-- begin Provided records --

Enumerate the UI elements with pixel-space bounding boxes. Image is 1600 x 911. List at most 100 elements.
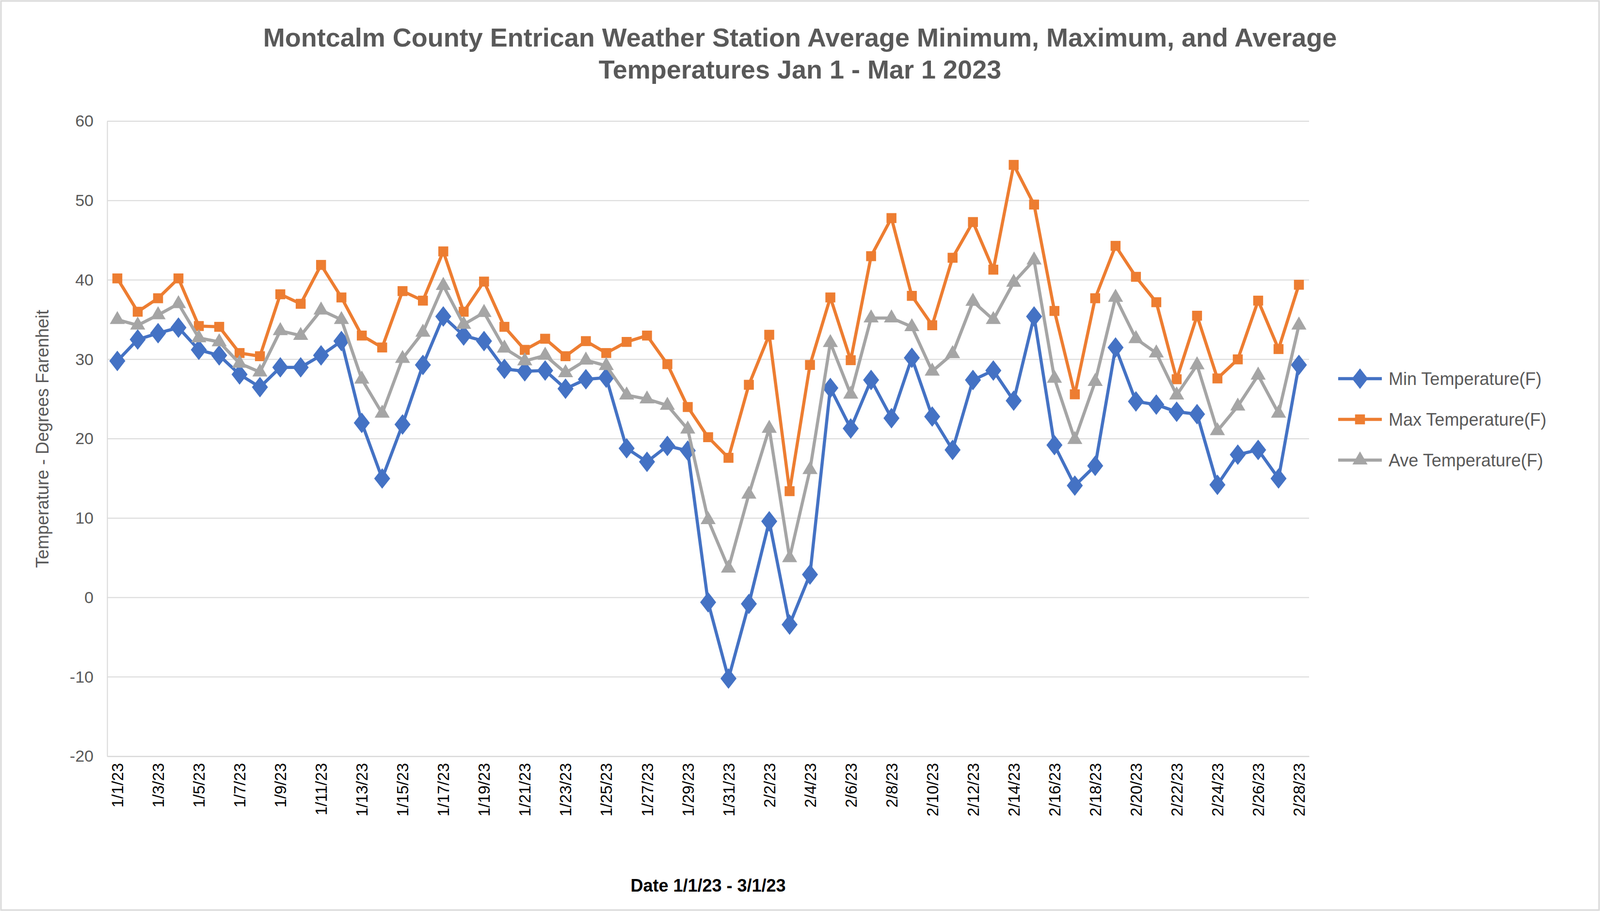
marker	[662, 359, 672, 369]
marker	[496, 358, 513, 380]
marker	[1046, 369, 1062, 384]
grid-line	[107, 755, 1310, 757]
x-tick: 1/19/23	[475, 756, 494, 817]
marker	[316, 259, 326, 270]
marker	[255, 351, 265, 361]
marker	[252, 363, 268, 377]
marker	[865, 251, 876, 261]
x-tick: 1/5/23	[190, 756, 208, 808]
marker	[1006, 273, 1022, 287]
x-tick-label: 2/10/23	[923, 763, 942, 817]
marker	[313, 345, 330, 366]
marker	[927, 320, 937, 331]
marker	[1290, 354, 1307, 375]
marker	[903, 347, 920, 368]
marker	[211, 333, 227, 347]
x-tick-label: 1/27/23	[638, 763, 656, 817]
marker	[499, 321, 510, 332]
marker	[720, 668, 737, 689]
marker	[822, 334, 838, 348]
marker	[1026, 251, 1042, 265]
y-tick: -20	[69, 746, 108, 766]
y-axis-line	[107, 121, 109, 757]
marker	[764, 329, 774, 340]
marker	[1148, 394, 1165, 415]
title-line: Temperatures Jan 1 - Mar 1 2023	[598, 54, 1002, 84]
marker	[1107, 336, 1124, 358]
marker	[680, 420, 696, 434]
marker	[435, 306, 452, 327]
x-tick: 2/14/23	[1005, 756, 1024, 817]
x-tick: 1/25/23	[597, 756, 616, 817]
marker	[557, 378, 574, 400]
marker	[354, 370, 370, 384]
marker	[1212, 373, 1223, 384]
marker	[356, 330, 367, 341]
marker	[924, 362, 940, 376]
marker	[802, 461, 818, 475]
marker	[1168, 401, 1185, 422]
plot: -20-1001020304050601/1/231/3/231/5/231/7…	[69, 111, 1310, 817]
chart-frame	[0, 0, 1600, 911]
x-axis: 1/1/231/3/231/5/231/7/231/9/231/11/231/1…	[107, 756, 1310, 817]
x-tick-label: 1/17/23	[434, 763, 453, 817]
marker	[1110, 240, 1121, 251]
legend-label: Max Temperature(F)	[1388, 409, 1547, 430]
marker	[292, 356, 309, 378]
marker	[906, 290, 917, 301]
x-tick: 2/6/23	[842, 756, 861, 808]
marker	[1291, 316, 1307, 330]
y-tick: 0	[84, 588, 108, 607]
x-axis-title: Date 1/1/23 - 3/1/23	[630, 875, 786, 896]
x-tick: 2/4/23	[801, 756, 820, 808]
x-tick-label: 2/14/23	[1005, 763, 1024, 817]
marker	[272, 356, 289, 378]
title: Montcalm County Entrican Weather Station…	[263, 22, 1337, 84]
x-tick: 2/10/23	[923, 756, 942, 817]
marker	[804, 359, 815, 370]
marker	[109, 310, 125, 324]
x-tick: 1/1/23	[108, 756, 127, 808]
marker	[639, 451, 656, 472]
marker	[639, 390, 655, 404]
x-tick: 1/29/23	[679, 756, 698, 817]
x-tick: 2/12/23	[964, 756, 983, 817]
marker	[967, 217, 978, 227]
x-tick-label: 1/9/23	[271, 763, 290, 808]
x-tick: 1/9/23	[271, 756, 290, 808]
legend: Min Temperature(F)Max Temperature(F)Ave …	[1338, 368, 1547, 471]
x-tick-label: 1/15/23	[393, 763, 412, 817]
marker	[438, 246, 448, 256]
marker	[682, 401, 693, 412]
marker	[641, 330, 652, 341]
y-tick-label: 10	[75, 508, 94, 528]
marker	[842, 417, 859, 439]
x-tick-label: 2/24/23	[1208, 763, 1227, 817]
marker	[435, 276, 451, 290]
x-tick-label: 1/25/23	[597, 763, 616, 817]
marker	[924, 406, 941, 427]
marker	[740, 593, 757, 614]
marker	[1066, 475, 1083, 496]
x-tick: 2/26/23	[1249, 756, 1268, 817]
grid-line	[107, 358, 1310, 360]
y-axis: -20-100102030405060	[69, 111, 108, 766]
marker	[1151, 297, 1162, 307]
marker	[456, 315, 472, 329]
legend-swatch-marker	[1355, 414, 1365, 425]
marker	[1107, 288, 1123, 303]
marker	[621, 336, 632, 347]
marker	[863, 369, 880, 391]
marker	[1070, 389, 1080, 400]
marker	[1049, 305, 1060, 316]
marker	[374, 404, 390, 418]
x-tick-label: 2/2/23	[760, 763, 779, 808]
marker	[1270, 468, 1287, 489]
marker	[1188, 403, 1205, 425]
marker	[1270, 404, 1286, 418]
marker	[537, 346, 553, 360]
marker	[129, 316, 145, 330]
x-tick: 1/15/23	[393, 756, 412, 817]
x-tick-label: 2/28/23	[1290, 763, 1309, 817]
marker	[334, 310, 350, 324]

-- end Provided records --
-- begin Provided records --

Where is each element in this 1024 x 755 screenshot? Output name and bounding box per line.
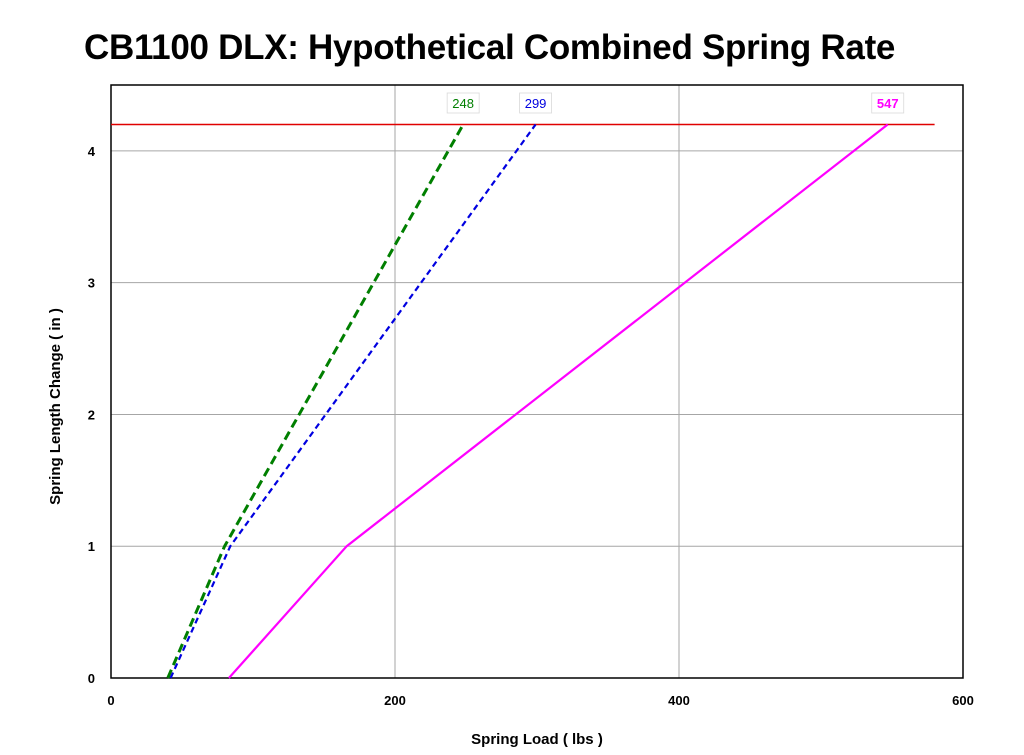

-- end Provided records --
-- begin Provided records --

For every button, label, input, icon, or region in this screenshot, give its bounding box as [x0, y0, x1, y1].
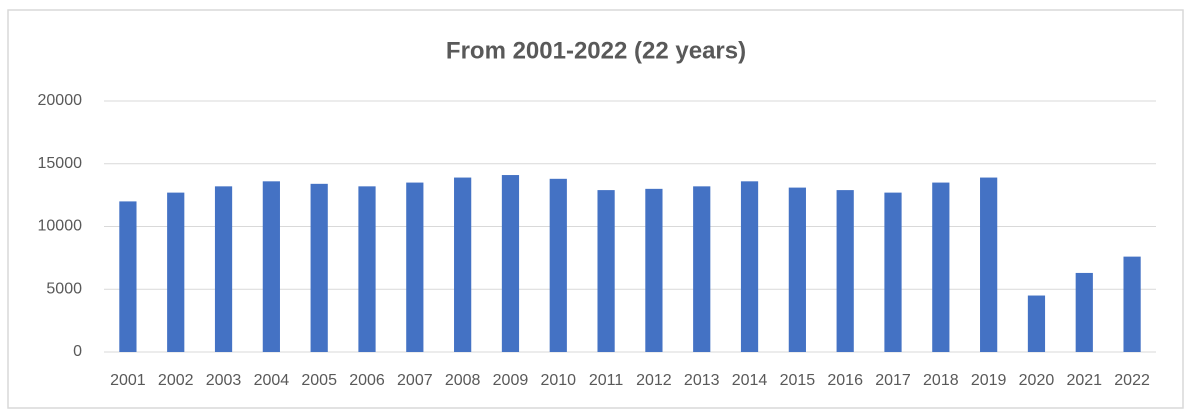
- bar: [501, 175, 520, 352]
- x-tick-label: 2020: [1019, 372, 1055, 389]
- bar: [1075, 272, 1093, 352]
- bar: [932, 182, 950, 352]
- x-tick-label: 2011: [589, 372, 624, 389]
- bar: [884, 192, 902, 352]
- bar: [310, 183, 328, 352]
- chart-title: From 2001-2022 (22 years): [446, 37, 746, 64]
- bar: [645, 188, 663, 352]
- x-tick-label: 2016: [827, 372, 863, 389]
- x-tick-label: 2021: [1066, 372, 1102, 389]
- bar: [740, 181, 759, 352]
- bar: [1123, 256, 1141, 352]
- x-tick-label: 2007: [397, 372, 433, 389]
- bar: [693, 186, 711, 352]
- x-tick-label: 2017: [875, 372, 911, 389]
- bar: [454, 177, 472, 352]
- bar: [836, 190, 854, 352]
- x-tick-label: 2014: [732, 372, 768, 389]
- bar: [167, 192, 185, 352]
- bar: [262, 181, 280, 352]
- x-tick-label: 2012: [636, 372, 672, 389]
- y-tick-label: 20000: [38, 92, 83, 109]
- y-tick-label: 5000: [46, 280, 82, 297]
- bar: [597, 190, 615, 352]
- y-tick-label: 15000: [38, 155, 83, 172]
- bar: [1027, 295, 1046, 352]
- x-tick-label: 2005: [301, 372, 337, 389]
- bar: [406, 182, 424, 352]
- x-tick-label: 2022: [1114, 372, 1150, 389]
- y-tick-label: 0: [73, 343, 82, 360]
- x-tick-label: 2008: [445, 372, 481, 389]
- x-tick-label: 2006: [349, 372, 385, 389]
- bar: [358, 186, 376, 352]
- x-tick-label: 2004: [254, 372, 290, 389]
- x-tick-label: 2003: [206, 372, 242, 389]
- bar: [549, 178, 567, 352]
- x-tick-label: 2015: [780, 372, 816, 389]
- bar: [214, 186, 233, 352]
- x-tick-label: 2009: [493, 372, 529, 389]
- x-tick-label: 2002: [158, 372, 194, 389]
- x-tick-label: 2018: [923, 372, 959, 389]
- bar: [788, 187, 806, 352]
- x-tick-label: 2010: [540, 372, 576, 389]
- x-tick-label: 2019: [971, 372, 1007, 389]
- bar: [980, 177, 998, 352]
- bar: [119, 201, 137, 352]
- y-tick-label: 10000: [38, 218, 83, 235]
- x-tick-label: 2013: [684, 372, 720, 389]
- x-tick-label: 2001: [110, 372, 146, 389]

-- end Provided records --

Repeat the records between the lines holding "For every button, label, input, icon, or" and "- x-tick-label: 2016: [827, 372, 863, 389]", inclusive, substituting "x-axis-label" for "x-tick-label" and changing nothing else. Leave the pictures out.

### Written response
For every button, label, input, icon, or region in this screenshot, give its bounding box as [x0, y0, x1, y1].
- bar: [501, 175, 520, 352]
- x-axis-label: 2020: [1019, 372, 1055, 389]
- bar: [1075, 272, 1093, 352]
- bar: [932, 182, 950, 352]
- x-axis-label: 2011: [589, 372, 624, 389]
- bar: [884, 192, 902, 352]
- bar: [310, 183, 328, 352]
- chart-title: From 2001-2022 (22 years): [446, 37, 746, 64]
- bar: [645, 188, 663, 352]
- x-axis-label: 2016: [827, 372, 863, 389]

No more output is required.